▶ [PROBLEM TO SOLVE]:
Look through the records and report how many lines include the word "ELECTRIC", with no other words.

---------- MATERIAL FOR THE TASK ----------

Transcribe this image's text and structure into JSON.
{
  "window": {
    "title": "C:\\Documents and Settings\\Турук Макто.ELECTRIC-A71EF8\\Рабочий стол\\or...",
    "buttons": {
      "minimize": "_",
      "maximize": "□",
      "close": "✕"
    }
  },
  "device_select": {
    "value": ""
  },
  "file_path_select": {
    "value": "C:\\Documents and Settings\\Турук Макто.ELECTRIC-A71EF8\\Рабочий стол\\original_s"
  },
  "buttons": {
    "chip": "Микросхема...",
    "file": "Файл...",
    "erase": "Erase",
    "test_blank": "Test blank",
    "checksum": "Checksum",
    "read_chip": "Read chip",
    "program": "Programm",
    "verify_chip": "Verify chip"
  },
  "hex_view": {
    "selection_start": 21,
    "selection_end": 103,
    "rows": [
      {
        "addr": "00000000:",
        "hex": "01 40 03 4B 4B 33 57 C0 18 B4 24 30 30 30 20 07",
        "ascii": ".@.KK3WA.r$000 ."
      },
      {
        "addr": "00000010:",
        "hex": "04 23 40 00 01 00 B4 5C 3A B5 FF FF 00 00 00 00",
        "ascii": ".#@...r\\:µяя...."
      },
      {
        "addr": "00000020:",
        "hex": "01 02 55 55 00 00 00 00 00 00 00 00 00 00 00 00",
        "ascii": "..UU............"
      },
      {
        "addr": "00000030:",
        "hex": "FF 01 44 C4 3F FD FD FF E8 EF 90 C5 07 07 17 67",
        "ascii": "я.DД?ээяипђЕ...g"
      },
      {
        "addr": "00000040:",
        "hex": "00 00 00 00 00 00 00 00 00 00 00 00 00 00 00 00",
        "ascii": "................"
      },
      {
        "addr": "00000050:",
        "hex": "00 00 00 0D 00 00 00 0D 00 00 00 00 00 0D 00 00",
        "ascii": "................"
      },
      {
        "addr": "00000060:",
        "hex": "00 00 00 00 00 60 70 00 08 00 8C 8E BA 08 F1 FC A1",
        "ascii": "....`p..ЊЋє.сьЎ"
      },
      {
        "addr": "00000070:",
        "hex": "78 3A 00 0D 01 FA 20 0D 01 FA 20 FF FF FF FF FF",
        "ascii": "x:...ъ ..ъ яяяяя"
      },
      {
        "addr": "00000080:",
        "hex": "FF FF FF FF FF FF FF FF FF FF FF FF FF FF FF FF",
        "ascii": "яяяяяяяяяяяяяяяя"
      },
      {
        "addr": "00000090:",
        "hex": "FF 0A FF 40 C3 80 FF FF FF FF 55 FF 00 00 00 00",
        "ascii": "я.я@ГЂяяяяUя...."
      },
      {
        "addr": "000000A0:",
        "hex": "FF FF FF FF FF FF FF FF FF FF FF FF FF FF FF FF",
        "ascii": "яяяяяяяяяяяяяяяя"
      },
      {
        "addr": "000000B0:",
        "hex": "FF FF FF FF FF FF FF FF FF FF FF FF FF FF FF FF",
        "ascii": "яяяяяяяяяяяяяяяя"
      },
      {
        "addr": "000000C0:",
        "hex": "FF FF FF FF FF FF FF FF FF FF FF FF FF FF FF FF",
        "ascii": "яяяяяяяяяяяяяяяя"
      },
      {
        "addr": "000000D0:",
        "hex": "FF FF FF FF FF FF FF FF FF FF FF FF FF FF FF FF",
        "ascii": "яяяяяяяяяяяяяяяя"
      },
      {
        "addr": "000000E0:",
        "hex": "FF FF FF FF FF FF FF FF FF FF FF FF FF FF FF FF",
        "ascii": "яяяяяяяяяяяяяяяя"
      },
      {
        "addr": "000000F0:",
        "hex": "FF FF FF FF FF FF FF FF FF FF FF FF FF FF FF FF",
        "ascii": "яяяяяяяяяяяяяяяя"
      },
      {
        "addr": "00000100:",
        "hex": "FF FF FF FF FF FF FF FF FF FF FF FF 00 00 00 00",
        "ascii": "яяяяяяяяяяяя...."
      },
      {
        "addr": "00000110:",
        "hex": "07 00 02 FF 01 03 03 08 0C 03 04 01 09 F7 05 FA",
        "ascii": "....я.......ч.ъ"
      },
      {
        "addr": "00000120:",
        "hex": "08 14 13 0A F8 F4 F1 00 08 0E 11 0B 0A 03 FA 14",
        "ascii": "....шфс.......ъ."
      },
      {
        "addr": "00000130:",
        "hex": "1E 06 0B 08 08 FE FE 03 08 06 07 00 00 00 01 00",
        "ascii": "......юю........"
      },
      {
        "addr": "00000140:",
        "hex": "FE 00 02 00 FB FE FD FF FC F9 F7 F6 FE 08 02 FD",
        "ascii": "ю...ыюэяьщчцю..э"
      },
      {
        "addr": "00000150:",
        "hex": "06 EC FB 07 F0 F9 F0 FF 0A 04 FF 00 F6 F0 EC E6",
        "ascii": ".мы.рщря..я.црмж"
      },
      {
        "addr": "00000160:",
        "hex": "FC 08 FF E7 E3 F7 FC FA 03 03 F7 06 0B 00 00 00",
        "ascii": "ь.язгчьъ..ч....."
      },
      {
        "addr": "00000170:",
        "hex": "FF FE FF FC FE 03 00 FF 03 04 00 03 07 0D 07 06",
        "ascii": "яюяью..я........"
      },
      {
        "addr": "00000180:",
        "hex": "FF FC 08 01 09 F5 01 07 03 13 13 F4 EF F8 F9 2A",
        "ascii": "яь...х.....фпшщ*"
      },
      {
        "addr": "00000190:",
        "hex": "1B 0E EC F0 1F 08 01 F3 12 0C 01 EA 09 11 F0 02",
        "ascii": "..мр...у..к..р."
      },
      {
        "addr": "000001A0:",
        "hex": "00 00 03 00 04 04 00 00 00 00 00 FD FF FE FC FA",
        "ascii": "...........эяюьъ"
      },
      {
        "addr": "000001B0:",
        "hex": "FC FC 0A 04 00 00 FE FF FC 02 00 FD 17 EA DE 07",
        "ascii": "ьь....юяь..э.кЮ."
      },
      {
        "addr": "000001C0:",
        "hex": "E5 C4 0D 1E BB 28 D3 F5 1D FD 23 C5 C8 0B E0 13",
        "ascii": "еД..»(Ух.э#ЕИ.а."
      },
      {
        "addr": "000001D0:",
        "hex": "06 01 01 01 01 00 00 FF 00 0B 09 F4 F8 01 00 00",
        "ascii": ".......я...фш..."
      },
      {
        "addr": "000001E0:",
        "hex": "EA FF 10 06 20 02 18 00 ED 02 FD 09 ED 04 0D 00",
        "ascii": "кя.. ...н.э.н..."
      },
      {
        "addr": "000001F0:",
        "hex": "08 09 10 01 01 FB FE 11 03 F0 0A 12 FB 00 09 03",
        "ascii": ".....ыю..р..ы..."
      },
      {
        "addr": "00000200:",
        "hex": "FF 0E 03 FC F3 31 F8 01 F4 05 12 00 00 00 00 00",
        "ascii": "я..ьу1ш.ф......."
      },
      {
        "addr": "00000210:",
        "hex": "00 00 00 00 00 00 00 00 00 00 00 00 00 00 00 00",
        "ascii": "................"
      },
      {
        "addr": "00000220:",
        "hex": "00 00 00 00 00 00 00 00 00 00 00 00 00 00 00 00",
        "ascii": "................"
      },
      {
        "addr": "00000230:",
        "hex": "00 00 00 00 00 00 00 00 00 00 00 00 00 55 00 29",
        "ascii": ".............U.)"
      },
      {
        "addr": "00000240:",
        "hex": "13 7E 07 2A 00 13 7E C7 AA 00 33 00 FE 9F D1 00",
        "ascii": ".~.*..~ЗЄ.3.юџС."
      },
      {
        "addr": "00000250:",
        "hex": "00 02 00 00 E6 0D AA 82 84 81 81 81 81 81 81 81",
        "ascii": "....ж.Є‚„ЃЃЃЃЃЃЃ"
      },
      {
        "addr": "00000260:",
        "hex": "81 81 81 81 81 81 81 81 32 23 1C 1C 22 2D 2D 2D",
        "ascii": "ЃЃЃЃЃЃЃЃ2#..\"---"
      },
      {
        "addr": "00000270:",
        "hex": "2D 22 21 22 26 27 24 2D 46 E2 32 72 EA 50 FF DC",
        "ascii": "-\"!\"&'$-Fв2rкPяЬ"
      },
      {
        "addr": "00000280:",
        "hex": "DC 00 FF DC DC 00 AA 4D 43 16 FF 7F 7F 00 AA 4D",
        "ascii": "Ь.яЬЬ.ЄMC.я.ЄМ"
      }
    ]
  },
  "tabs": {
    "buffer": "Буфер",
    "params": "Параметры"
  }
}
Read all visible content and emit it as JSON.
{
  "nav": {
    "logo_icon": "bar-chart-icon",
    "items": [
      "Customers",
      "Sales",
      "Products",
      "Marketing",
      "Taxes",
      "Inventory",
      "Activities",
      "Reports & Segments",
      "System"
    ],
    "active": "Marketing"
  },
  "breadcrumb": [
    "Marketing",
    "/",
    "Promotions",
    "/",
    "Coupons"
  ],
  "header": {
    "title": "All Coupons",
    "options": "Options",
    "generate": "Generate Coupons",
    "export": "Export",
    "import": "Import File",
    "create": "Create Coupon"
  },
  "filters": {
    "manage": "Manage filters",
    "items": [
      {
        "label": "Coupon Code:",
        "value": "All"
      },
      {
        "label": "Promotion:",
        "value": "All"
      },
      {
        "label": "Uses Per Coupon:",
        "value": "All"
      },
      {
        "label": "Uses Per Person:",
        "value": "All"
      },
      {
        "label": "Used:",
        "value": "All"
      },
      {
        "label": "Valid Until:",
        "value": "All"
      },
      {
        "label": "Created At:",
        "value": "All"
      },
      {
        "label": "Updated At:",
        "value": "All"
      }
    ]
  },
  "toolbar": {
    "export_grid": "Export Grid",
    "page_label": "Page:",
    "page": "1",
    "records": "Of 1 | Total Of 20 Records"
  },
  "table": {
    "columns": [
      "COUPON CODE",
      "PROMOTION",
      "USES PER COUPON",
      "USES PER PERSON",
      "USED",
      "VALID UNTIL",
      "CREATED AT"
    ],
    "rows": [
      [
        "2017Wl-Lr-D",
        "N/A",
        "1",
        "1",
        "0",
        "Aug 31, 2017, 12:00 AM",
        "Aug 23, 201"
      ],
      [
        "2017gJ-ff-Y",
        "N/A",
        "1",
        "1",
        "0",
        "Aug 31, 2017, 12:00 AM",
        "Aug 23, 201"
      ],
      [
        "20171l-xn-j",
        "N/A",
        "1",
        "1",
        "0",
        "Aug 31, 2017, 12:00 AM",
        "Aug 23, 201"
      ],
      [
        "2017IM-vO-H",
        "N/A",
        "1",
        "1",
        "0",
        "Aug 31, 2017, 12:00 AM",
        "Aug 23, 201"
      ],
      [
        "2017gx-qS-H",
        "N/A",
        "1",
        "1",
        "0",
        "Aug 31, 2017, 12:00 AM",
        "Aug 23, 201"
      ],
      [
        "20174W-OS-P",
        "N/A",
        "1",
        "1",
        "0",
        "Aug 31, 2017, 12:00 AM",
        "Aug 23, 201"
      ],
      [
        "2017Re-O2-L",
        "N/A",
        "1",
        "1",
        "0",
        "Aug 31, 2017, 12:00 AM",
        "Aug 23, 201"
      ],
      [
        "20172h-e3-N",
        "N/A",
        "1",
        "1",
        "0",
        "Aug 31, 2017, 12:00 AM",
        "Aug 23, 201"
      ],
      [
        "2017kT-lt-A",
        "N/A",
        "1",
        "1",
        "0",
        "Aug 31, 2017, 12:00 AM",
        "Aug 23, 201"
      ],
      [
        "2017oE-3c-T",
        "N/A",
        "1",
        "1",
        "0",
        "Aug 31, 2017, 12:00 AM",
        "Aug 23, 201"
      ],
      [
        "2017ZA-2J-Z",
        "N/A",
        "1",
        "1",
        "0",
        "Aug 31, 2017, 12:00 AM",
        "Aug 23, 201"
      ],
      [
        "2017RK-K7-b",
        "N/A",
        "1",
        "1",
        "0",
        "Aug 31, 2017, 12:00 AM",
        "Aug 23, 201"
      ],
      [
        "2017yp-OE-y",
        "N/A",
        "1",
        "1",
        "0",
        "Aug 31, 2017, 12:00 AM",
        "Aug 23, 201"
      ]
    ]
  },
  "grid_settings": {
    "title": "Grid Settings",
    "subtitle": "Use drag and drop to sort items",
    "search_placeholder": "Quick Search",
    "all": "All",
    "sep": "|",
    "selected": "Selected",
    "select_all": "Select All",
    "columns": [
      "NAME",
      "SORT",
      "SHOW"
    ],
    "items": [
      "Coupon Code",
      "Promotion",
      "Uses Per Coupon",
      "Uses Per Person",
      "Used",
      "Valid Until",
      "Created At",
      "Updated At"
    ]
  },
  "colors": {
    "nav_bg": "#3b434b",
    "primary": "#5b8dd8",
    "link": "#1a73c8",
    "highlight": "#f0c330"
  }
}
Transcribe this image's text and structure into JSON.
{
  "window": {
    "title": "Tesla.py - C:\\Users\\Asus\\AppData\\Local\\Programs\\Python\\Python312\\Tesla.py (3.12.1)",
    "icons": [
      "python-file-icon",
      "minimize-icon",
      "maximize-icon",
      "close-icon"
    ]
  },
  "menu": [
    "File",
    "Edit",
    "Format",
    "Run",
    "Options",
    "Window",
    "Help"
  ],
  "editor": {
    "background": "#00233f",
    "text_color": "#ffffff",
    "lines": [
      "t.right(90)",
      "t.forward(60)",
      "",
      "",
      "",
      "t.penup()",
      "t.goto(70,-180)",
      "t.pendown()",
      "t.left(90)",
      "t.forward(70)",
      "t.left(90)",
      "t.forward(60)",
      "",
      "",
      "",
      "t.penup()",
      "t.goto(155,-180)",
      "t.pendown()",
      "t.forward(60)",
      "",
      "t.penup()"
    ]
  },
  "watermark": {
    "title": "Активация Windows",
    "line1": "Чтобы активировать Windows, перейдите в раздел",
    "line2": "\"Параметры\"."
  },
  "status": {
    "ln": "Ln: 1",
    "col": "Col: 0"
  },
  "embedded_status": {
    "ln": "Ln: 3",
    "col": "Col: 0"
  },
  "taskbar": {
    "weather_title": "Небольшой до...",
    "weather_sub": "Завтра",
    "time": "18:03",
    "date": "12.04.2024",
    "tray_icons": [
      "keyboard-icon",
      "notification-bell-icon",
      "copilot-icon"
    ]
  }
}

----------

▶ [SOLUTION TO THE EXERCISE]:
2